TEXT BLOCK |
____

TL;DR: Scraping publicly visible data is not a CFAA violation in the US (hiQ v. LinkedIn, 9th Circuit 2022). Terms of service violations are civil, not criminal. GDPR creates real risk for scraping EU personal data. The safest approach: public data only, respect robots.txt, don’t republish verbatim, avoid personal data.
This is a practical guide for developers. It is not legal advice.
The Computer Fraud and Abuse Act (US)
The CFAA is the US law most often invoked against scrapers. It prohibits accessing a computer “without authorization” or “exceeding authorized access.”
The hiQ Labs v. LinkedIn ruling (9th Circuit, 2022) is the most important precedent for public web scraping. The court held that accessing publicly available data — data visible to anyone without logging in — does not constitute “unauthorized access” under the CFAA. LinkedIn could not use the CFAA to block hiQ from scraping public profile data.

____

SUPPLIED RECORDS |
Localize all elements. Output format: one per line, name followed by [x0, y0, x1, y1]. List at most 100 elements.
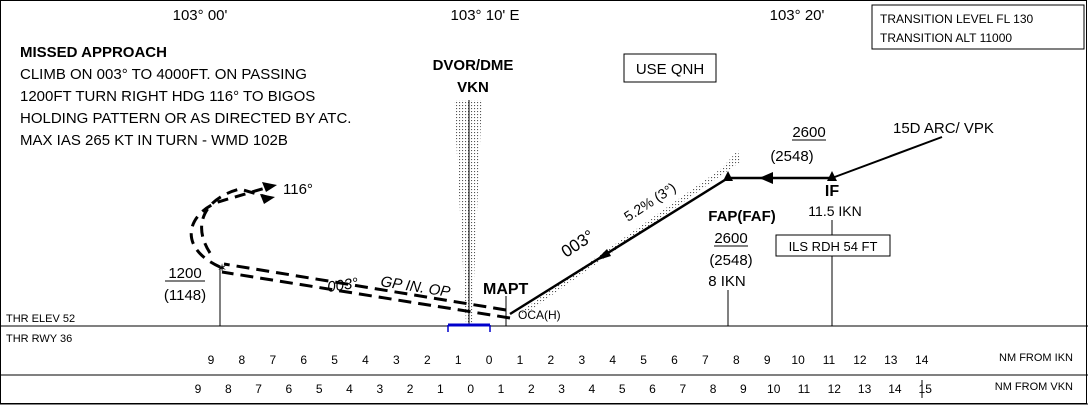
scale-tick-label: 10	[791, 353, 805, 367]
scale-tick-label: 1	[437, 382, 444, 396]
glide-gradient: 5.2% (3°)	[621, 179, 679, 224]
ils-rdh: ILS RDH 54 FT	[789, 239, 878, 254]
intermediate-arrow	[759, 172, 773, 184]
scale-tick-label: 0	[486, 353, 493, 367]
scale-tick-label: 6	[286, 382, 293, 396]
scale-tick-label: 12	[853, 353, 867, 367]
scale-tick-label: 3	[376, 382, 383, 396]
faf-name: FAP(FAF)	[708, 208, 776, 225]
missed-approach-track	[223, 262, 507, 312]
navaid-ident: VKN	[457, 79, 489, 96]
missed-approach-line: HOLDING PATTERN OR AS DIRECTED BY ATC.	[20, 110, 351, 127]
missed-approach-line: 1200FT TURN RIGHT HDG 116° TO BIGOS	[20, 88, 315, 105]
scale-tick-label: 1	[517, 353, 524, 367]
scale-tick-label: 6	[671, 353, 678, 367]
scale-tick-label: 0	[467, 382, 474, 396]
scale-tick-label: 4	[589, 382, 596, 396]
transition-level: TRANSITION LEVEL FL 130	[880, 12, 1033, 26]
use-qnh: USE QNH	[636, 61, 704, 78]
longitude-mid: 103° 10' E	[451, 7, 520, 24]
if-name: IF	[825, 183, 839, 200]
scale-tick-label: 7	[255, 382, 262, 396]
intermediate-altitude: 2600	[792, 124, 825, 141]
ils-rdh-box	[775, 234, 891, 257]
scale-tick-label: 3	[393, 353, 400, 367]
longitude-right: 103° 20'	[770, 7, 825, 24]
scale-tick-label: 9	[740, 382, 747, 396]
scale-tick-label: 2	[548, 353, 555, 367]
faf-altitude: 2600	[714, 230, 747, 247]
if-distance: 11.5 IKN	[808, 203, 861, 219]
scale-tick-label: 8	[710, 382, 717, 396]
scale-tick-label: 3	[578, 353, 585, 367]
scale-tick-label: 14	[915, 353, 929, 367]
scale-nm-from-ikn: 9 8 7 6 5 4 3 2 1 0 1 2 3 4 5 6 7 8 9 10 11 12 13 14	[208, 353, 929, 367]
scale-tick-label: 4	[346, 382, 353, 396]
scale-tick-label: 12	[828, 382, 842, 396]
final-approach-track	[509, 176, 729, 316]
scale-tick-label: 15	[919, 382, 933, 396]
transition-altitude: TRANSITION ALT 11000	[880, 31, 1012, 45]
scale-tick-label: 7	[269, 353, 276, 367]
scale-tick-label: 2	[407, 382, 414, 396]
scale-tick-label: 5	[316, 382, 323, 396]
scale-tick-label: 9	[195, 382, 202, 396]
final-course: 003°	[558, 226, 598, 261]
missed-approach-turn	[200, 187, 271, 254]
scale-tick-label: 9	[208, 353, 215, 367]
scale-tick-label: 6	[649, 382, 656, 396]
scale-tick-label: 5	[640, 353, 647, 367]
turn-arrow	[260, 194, 275, 204]
missed-approach-turn	[189, 184, 273, 269]
missed-approach-track	[221, 270, 511, 320]
scale-tick-label: 1	[455, 353, 462, 367]
scale-tick-label: 2	[528, 382, 535, 396]
missed-approach-line: MAX IAS 265 KT IN TURN - WMD 102B	[20, 132, 288, 149]
scale-tick-label: 13	[858, 382, 872, 396]
scale-tick-label: 8	[225, 382, 232, 396]
scale-tick-label: 1	[498, 382, 505, 396]
mapt-label: MAPT	[483, 281, 529, 298]
intermediate-altitude-height: (2548)	[770, 148, 813, 165]
scale-tick-label: 5	[331, 353, 338, 367]
scale-tick-label: 4	[362, 353, 369, 367]
scale-tick-label: 7	[679, 382, 686, 396]
gp-inop: GP IN. OP	[379, 273, 451, 301]
scale-tick-label: 3	[558, 382, 565, 396]
scale-tick-label: 8	[733, 353, 740, 367]
transition-box	[871, 4, 1085, 50]
scale-tick-label: 5	[619, 382, 626, 396]
scale-tick-label: 2	[424, 353, 431, 367]
turn-point-marker: ✶	[217, 261, 227, 275]
scale-tick-label: 8	[239, 353, 246, 367]
turn-altitude: 1200	[168, 265, 201, 282]
scale-tick-label: 6	[300, 353, 307, 367]
oca-label: OCA(H)	[518, 308, 561, 322]
if-marker	[827, 171, 837, 181]
arc-track	[831, 136, 943, 179]
arc-label: 15D ARC/ VPK	[893, 120, 994, 137]
final-approach-arrow	[595, 249, 611, 261]
scale-tick-label: 10	[767, 382, 781, 396]
faf-altitude-height: (2548)	[709, 252, 752, 269]
scale-label-ikn: NM FROM IKN	[999, 352, 1073, 364]
longitude-left: 103° 00'	[173, 7, 228, 24]
navaid-name: DVOR/DME	[433, 57, 514, 74]
scale-tick-label: 11	[798, 382, 811, 396]
use-qnh-box	[623, 53, 717, 83]
faf-marker	[723, 171, 733, 181]
scale-tick-label: 11	[823, 353, 836, 367]
scale-tick-label: 13	[884, 353, 898, 367]
scale-nm-from-vkn: 9 8 7 6 5 4 3 2 1 0 1 2 3 4 5 6 7 8 9 10 11 12 13 14 15	[195, 380, 933, 398]
threshold-runway: THR RWY 36	[6, 333, 72, 345]
scale-tick-label: 9	[764, 353, 771, 367]
missed-approach-line: CLIMB ON 003° TO 4000FT. ON PASSING	[20, 66, 307, 83]
turn-heading: 116°	[283, 181, 313, 198]
missed-approach-title: MISSED APPROACH	[20, 44, 167, 61]
threshold-elevation: THR ELEV 52	[6, 313, 75, 325]
faf-distance: 8 IKN	[708, 273, 746, 290]
turn-altitude-height: (1148)	[164, 287, 206, 304]
scale-tick-label: 4	[609, 353, 616, 367]
turn-arrow	[262, 182, 277, 192]
scale-label-vkn: NM FROM VKN	[995, 381, 1073, 393]
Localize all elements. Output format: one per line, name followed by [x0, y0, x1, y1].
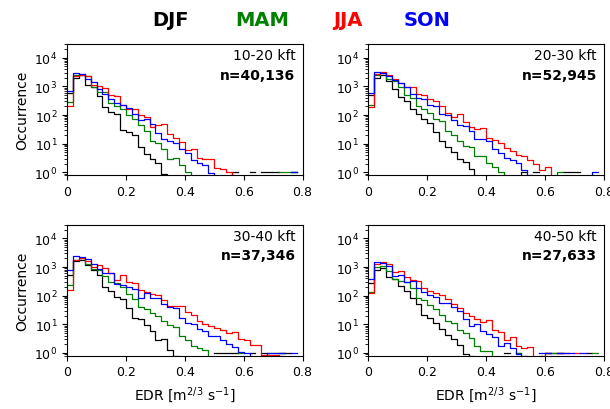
Text: n=52,945: n=52,945 — [522, 68, 597, 83]
Y-axis label: Occurrence: Occurrence — [15, 251, 29, 330]
Text: n=37,346: n=37,346 — [220, 249, 295, 263]
Text: SON: SON — [404, 11, 450, 30]
X-axis label: EDR [m$^{2/3}$ s$^{-1}$]: EDR [m$^{2/3}$ s$^{-1}$] — [436, 384, 537, 404]
X-axis label: EDR [m$^{2/3}$ s$^{-1}$]: EDR [m$^{2/3}$ s$^{-1}$] — [134, 384, 235, 404]
Text: n=40,136: n=40,136 — [220, 68, 295, 83]
Text: n=27,633: n=27,633 — [522, 249, 597, 263]
Text: 10-20 kft: 10-20 kft — [233, 49, 295, 63]
Text: JJA: JJA — [333, 11, 362, 30]
Y-axis label: Occurrence: Occurrence — [15, 71, 29, 150]
Text: 40-50 kft: 40-50 kft — [534, 229, 597, 243]
Text: 20-30 kft: 20-30 kft — [534, 49, 597, 63]
Text: MAM: MAM — [235, 11, 289, 30]
Text: 30-40 kft: 30-40 kft — [233, 229, 295, 243]
Text: DJF: DJF — [152, 11, 189, 30]
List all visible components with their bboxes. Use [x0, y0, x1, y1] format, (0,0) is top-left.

____

REQUIRED WORK | Can you give the next part of the web scraping law guide, starting right after its final sentence? These entries come from a different source than the web scraping law guide.

OUTPUT |
What this means: Scraping publicly visible data is not a CFAA violation in the 9th Circuit. This covers most of the western US, including Silicon Valley. Other circuits may reach different conclusions.
What this does NOT cover:
- Scraping data behind a login wall (requires authorization to access)
- Bypassing technical access controls like CAPTCHA
- Scraping private/members-only data
Terms of Service
Every major website prohibits automated access in its ToS. Reddit, LinkedIn, Twitter/X, and Instagram all have explicit anti-scraping clauses.
Is violating ToS illegal? Generally no — violating a ToS is typically a breach of contract, not a criminal offense. The hiQ ruling held that violating ToS does not automatically make access “unauthorized” under the CFAA.
Can companies sue you for ToS violations? Yes, for breach of contract. The damages in ToS cases are usually actual damages from the breach, which are difficult to quantify for scraping cases. Most ToS enforcement is through technical blocking, not litigation.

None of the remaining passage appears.